Task to carry out>
Copy out the complete listing, word for word.

Data supplied>
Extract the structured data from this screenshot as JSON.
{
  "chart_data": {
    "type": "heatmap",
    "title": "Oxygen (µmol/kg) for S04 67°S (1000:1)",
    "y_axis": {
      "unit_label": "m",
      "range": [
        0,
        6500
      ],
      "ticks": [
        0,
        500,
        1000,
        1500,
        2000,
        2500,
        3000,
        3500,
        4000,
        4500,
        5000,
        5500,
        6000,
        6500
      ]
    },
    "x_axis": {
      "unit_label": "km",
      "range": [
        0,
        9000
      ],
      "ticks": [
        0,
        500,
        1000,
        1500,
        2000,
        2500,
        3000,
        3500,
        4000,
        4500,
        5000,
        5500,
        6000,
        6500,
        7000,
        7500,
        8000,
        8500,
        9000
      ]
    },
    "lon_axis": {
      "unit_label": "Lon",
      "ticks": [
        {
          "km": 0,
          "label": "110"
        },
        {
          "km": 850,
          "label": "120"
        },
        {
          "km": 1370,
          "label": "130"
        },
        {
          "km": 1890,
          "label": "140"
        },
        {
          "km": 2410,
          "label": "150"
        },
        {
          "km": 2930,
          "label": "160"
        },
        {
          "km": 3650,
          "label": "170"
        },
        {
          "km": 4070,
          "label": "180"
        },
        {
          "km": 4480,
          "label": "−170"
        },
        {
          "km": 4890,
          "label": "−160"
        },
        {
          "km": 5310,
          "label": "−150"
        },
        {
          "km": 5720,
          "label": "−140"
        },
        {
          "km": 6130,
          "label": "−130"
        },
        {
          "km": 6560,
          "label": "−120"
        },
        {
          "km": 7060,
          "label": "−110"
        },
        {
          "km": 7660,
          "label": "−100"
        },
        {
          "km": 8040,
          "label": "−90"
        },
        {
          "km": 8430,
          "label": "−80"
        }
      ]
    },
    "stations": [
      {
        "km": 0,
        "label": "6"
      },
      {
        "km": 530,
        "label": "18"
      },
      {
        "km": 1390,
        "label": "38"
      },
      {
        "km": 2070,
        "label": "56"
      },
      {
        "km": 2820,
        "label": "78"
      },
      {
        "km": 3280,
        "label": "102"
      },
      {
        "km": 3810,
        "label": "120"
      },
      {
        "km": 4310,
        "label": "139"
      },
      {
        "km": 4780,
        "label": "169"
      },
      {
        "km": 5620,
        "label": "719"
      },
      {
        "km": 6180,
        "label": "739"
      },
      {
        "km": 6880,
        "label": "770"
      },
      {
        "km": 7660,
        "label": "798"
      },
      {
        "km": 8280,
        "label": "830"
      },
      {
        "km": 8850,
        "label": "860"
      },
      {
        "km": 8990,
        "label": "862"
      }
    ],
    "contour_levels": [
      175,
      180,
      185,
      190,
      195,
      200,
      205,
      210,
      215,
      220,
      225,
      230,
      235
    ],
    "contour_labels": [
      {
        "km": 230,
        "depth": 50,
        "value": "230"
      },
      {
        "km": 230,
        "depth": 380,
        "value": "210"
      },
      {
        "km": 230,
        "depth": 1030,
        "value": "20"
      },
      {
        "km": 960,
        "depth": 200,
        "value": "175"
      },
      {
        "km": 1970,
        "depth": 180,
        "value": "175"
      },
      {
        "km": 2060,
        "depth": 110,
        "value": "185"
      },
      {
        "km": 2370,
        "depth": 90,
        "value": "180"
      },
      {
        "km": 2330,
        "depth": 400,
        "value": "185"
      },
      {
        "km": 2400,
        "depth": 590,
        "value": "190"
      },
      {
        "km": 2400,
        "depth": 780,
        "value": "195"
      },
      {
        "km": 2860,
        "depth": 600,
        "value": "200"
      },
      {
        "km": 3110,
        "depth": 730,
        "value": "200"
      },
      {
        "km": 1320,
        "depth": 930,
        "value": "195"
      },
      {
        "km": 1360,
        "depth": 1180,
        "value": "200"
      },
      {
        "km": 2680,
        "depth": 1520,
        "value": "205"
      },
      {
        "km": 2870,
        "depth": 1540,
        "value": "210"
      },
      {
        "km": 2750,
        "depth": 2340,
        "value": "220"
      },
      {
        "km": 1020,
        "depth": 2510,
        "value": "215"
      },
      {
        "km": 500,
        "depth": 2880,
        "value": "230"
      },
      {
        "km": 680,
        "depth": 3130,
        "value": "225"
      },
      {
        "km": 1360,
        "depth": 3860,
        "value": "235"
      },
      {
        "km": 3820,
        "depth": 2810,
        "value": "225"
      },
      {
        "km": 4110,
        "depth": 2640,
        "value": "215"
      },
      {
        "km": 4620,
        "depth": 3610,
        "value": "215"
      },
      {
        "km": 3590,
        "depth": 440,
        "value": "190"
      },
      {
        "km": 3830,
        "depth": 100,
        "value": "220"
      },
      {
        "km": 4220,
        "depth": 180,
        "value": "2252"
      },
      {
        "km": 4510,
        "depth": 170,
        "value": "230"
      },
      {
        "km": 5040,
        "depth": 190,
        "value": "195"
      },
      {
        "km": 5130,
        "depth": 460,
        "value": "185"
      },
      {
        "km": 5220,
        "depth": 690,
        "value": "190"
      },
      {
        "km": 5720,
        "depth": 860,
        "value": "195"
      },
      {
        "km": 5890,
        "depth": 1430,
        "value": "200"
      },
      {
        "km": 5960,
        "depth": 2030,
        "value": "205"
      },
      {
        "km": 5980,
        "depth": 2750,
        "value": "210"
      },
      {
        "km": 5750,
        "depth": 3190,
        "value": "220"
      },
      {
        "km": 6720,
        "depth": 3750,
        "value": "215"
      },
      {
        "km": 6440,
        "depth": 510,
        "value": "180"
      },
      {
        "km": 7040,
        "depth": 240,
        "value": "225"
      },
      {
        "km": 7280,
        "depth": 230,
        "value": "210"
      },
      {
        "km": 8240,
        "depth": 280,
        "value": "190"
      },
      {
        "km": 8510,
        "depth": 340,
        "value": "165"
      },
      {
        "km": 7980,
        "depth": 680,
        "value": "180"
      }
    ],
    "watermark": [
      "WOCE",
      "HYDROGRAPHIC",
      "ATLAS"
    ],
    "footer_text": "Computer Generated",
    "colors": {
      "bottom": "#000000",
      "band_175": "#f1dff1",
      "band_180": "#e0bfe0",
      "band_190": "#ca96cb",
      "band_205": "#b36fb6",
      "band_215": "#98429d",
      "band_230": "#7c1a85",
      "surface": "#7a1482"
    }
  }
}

Task output>
Extract the structured data from this screenshot as JSON.
{
  "chart_data": {
    "type": "heatmap",
    "title": "Oxygen (µmol/kg) for S04 67°S (1000:1)",
    "y_axis": {
      "unit_label": "m",
      "range": [
        0,
        6500
      ],
      "ticks": [
        0,
        500,
        1000,
        1500,
        2000,
        2500,
        3000,
        3500,
        4000,
        4500,
        5000,
        5500,
        6000,
        6500
      ]
    },
    "x_axis": {
      "unit_label": "km",
      "range": [
        0,
        9000
      ],
      "ticks": [
        0,
        500,
        1000,
        1500,
        2000,
        2500,
        3000,
        3500,
        4000,
        4500,
        5000,
        5500,
        6000,
        6500,
        7000,
        7500,
        8000,
        8500,
        9000
      ]
    },
    "lon_axis": {
      "unit_label": "Lon",
      "ticks": [
        {
          "km": 0,
          "label": "110"
        },
        {
          "km": 850,
          "label": "120"
        },
        {
          "km": 1370,
          "label": "130"
        },
        {
          "km": 1890,
          "label": "140"
        },
        {
          "km": 2410,
          "label": "150"
        },
        {
          "km": 2930,
          "label": "160"
        },
        {
          "km": 3650,
          "label": "170"
        },
        {
          "km": 4070,
          "label": "180"
        },
        {
          "km": 4480,
          "label": "−170"
        },
        {
          "km": 4890,
          "label": "−160"
        },
        {
          "km": 5310,
          "label": "−150"
        },
        {
          "km": 5720,
          "label": "−140"
        },
        {
          "km": 6130,
          "label": "−130"
        },
        {
          "km": 6560,
          "label": "−120"
        },
        {
          "km": 7060,
          "label": "−110"
        },
        {
          "km": 7660,
          "label": "−100"
        },
        {
          "km": 8040,
          "label": "−90"
        },
        {
          "km": 8430,
          "label": "−80"
        }
      ]
    },
    "stations": [
      {
        "km": 0,
        "label": "6"
      },
      {
        "km": 530,
        "label": "18"
      },
      {
        "km": 1390,
        "label": "38"
      },
      {
        "km": 2070,
        "label": "56"
      },
      {
        "km": 2820,
        "label": "78"
      },
      {
        "km": 3280,
        "label": "102"
      },
      {
        "km": 3810,
        "label": "120"
      },
      {
        "km": 4310,
        "label": "139"
      },
      {
        "km": 4780,
        "label": "169"
      },
      {
        "km": 5620,
        "label": "719"
      },
      {
        "km": 6180,
        "label": "739"
      },
      {
        "km": 6880,
        "label": "770"
      },
      {
        "km": 7660,
        "label": "798"
      },
      {
        "km": 8280,
        "label": "830"
      },
      {
        "km": 8850,
        "label": "860"
      },
      {
        "km": 8990,
        "label": "862"
      }
    ],
    "contour_levels": [
      175,
      180,
      185,
      190,
      195,
      200,
      205,
      210,
      215,
      220,
      225,
      230,
      235
    ],
    "contour_labels": [
      {
        "km": 230,
        "depth": 50,
        "value": "230"
      },
      {
        "km": 230,
        "depth": 380,
        "value": "210"
      },
      {
        "km": 230,
        "depth": 1030,
        "value": "20"
      },
      {
        "km": 960,
        "depth": 200,
        "value": "175"
      },
      {
        "km": 1970,
        "depth": 180,
        "value": "175"
      },
      {
        "km": 2060,
        "depth": 110,
        "value": "185"
      },
      {
        "km": 2370,
        "depth": 90,
        "value": "180"
      },
      {
        "km": 2330,
        "depth": 400,
        "value": "185"
      },
      {
        "km": 2400,
        "depth": 590,
        "value": "190"
      },
      {
        "km": 2400,
        "depth": 780,
        "value": "195"
      },
      {
        "km": 2860,
        "depth": 600,
        "value": "200"
      },
      {
        "km": 3110,
        "depth": 730,
        "value": "200"
      },
      {
        "km": 1320,
        "depth": 930,
        "value": "195"
      },
      {
        "km": 1360,
        "depth": 1180,
        "value": "200"
      },
      {
        "km": 2680,
        "depth": 1520,
        "value": "205"
      },
      {
        "km": 2870,
        "depth": 1540,
        "value": "210"
      },
      {
        "km": 2750,
        "depth": 2340,
        "value": "220"
      },
      {
        "km": 1020,
        "depth": 2510,
        "value": "215"
      },
      {
        "km": 500,
        "depth": 2880,
        "value": "230"
      },
      {
        "km": 680,
        "depth": 3130,
        "value": "225"
      },
      {
        "km": 1360,
        "depth": 3860,
        "value": "235"
      },
      {
        "km": 3820,
        "depth": 2810,
        "value": "225"
      },
      {
        "km": 4110,
        "depth": 2640,
        "value": "215"
      },
      {
        "km": 4620,
        "depth": 3610,
        "value": "215"
      },
      {
        "km": 3590,
        "depth": 440,
        "value": "190"
      },
      {
        "km": 3830,
        "depth": 100,
        "value": "220"
      },
      {
        "km": 4220,
        "depth": 180,
        "value": "2252"
      },
      {
        "km": 4510,
        "depth": 170,
        "value": "230"
      },
      {
        "km": 5040,
        "depth": 190,
        "value": "195"
      },
      {
        "km": 5130,
        "depth": 460,
        "value": "185"
      },
      {
        "km": 5220,
        "depth": 690,
        "value": "190"
      },
      {
        "km": 5720,
        "depth": 860,
        "value": "195"
      },
      {
        "km": 5890,
        "depth": 1430,
        "value": "200"
      },
      {
        "km": 5960,
        "depth": 2030,
        "value": "205"
      },
      {
        "km": 5980,
        "depth": 2750,
        "value": "210"
      },
      {
        "km": 5750,
        "depth": 3190,
        "value": "220"
      },
      {
        "km": 6720,
        "depth": 3750,
        "value": "215"
      },
      {
        "km": 6440,
        "depth": 510,
        "value": "180"
      },
      {
        "km": 7040,
        "depth": 240,
        "value": "225"
      },
      {
        "km": 7280,
        "depth": 230,
        "value": "210"
      },
      {
        "km": 8240,
        "depth": 280,
        "value": "190"
      },
      {
        "km": 8510,
        "depth": 340,
        "value": "165"
      },
      {
        "km": 7980,
        "depth": 680,
        "value": "180"
      }
    ],
    "watermark": [
      "WOCE",
      "HYDROGRAPHIC",
      "ATLAS"
    ],
    "footer_text": "Computer Generated",
    "colors": {
      "bottom": "#000000",
      "band_175": "#f1dff1",
      "band_180": "#e0bfe0",
      "band_190": "#ca96cb",
      "band_205": "#b36fb6",
      "band_215": "#98429d",
      "band_230": "#7c1a85",
      "surface": "#7a1482"
    }
  }
}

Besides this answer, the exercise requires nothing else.